*Data listing*
======

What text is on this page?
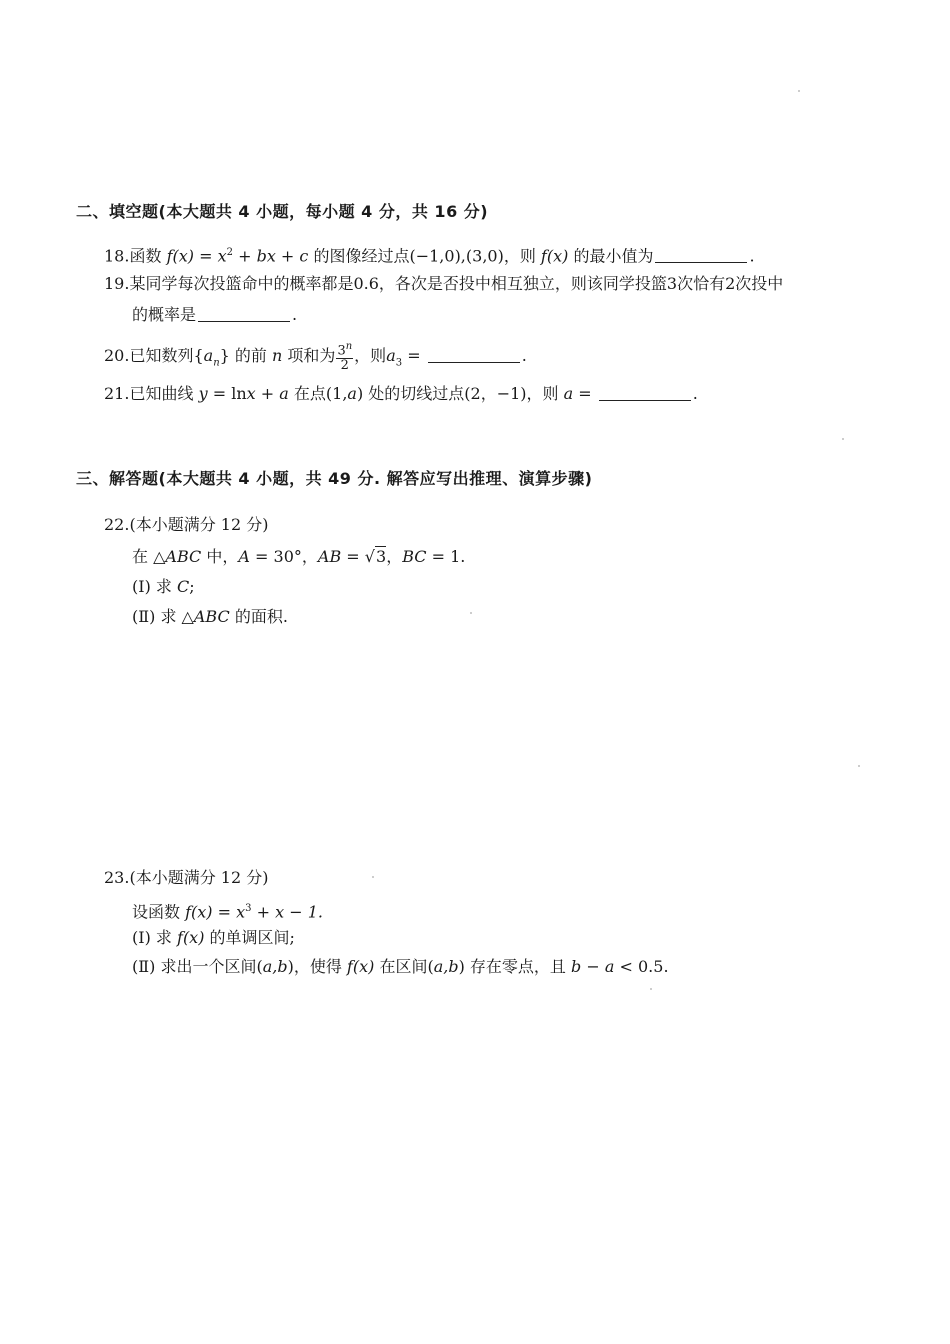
二、填空题(本大题共 4 小题，每小题 4 分，共 16 分)
18.函数 $f(x) = x^2$ + bx + c 的图像经过点(−1,0),(3,0)，则 f(x) 的最小值为	.
19.某同学每次投篮命中的概率都是0.6，各次是否投中相互独立，则该同学投篮3次恰有2次投中
的概率是	.
20.已知数列$\{a_n\}$ 的前 n 项和为 $\frac{3^n}{2}$ ，则$a_3$ =	.
21.已知曲线 y = lnx + a 在点(1,a) 处的切线过点(2，−1)，则 a =	.
三、解答题(本大题共 4 小题，共 49 分. 解答应写出推理、演算步骤)
22.(本小题满分 12 分)
在 △ABC 中，A = 30°，AB = √3，BC = 1.
(Ⅰ) 求 C;
(Ⅱ) 求 △ABC 的面积.
23.(本小题满分 12 分)
设函数 $f(x) = x^3 + x - 1$.
(Ⅰ) 求 f(x) 的单调区间;
(Ⅱ) 求出一个区间(a,b)，使得 f(x) 在区间(a,b) 存在零点，且 b − a < 0.5.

======

*TASK DESCRIPTION*
Show all lines from the data above in which the word "本大题共" appears.

*ANSWER BELOW*
二、填空题(本大题共 4 小题，每小题 4 分，共 16 分)
三、解答题(本大题共 4 小题，共 49 分. 解答应写出推理、演算步骤)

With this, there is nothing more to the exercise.